SET PROBLEM:
Present the data once more in exactly its original form.

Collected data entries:

Begin

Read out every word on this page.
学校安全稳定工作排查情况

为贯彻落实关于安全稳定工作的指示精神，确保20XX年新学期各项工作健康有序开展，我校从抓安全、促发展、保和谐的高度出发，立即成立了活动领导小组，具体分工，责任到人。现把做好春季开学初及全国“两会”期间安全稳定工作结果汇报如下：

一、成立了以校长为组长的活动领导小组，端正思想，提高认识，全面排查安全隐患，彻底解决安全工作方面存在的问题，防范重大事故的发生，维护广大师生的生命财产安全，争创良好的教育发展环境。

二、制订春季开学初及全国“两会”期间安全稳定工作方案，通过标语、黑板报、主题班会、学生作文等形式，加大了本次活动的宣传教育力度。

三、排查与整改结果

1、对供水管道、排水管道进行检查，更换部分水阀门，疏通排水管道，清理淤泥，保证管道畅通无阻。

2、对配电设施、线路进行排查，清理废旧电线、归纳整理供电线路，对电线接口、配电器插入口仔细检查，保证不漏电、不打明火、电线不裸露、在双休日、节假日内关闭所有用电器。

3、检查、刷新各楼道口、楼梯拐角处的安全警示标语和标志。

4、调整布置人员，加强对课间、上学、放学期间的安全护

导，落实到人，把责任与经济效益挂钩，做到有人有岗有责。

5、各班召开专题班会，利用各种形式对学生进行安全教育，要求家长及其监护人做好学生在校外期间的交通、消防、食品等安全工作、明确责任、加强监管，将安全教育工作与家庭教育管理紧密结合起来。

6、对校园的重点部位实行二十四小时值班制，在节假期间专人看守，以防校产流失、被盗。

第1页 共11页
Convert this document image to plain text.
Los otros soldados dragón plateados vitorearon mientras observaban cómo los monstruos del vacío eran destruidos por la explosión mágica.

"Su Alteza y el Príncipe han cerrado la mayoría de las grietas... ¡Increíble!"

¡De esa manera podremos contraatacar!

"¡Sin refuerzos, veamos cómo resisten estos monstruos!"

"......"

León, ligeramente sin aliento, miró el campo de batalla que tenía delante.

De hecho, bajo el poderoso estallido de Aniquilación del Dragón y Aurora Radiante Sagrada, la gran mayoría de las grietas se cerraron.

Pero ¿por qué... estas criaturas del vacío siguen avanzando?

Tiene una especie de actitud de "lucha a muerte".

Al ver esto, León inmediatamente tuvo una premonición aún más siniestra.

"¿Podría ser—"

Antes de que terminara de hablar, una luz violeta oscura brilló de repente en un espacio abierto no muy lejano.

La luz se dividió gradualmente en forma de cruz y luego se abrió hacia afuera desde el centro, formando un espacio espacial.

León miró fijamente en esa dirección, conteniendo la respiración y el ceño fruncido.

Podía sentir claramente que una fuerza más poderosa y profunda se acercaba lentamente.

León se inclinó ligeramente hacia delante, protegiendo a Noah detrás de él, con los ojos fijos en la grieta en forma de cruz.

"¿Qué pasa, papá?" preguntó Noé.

End

TASK ANSWER:
Read out every word on this page.
学校安全稳定工作排查情况

为贯彻落实关于安全稳定工作的指示精神，确保20XX年新学期各项工作健康有序开展，我校从抓安全、促发展、保和谐的高度出发，立即成立了活动领导小组，具体分工，责任到人。现把做好春季开学初及全国“两会”期间安全稳定工作结果汇报如下：

一、成立了以校长为组长的活动领导小组，端正思想，提高认识，全面排查安全隐患，彻底解决安全工作方面存在的问题，防范重大事故的发生，维护广大师生的生命财产安全，争创良好的教育发展环境。

二、制订春季开学初及全国“两会”期间安全稳定工作方案，通过标语、黑板报、主题班会、学生作文等形式，加大了本次活动的宣传教育力度。

三、排查与整改结果

1、对供水管道、排水管道进行检查，更换部分水阀门，疏通排水管道，清理淤泥，保证管道畅通无阻。

2、对配电设施、线路进行排查，清理废旧电线、归纳整理供电线路，对电线接口、配电器插入口仔细检查，保证不漏电、不打明火、电线不裸露、在双休日、节假日内关闭所有用电器。

3、检查、刷新各楼道口、楼梯拐角处的安全警示标语和标志。

4、调整布置人员，加强对课间、上学、放学期间的安全护

导，落实到人，把责任与经济效益挂钩，做到有人有岗有责。

5、各班召开专题班会，利用各种形式对学生进行安全教育，要求家长及其监护人做好学生在校外期间的交通、消防、食品等安全工作、明确责任、加强监管，将安全教育工作与家庭教育管理紧密结合起来。

6、对校园的重点部位实行二十四小时值班制，在节假期间专人看守，以防校产流失、被盗。

第1页 共11页
Convert this document image to plain text.
Los otros soldados dragón plateados vitorearon mientras observaban cómo los monstruos del vacío eran destruidos por la explosión mágica.

"Su Alteza y el Príncipe han cerrado la mayoría de las grietas... ¡Increíble!"

¡De esa manera podremos contraatacar!

"¡Sin refuerzos, veamos cómo resisten estos monstruos!"

"......"

León, ligeramente sin aliento, miró el campo de batalla que tenía delante.

De hecho, bajo el poderoso estallido de Aniquilación del Dragón y Aurora Radiante Sagrada, la gran mayoría de las grietas se cerraron.

Pero ¿por qué... estas criaturas del vacío siguen avanzando?

Tiene una especie de actitud de "lucha a muerte".

Al ver esto, León inmediatamente tuvo una premonición aún más siniestra.

"¿Podría ser—"

Antes de que terminara de hablar, una luz violeta oscura brilló de repente en un espacio abierto no muy lejano.

La luz se dividió gradualmente en forma de cruz y luego se abrió hacia afuera desde el centro, formando un espacio espacial.

León miró fijamente en esa dirección, conteniendo la respiración y el ceño fruncido.

Podía sentir claramente que una fuerza más poderosa y profunda se acercaba lentamente.

León se inclinó ligeramente hacia delante, protegiendo a Noah detrás de él, con los ojos fijos en la grieta en forma de cruz.

"¿Qué pasa, papá?" preguntó Noé.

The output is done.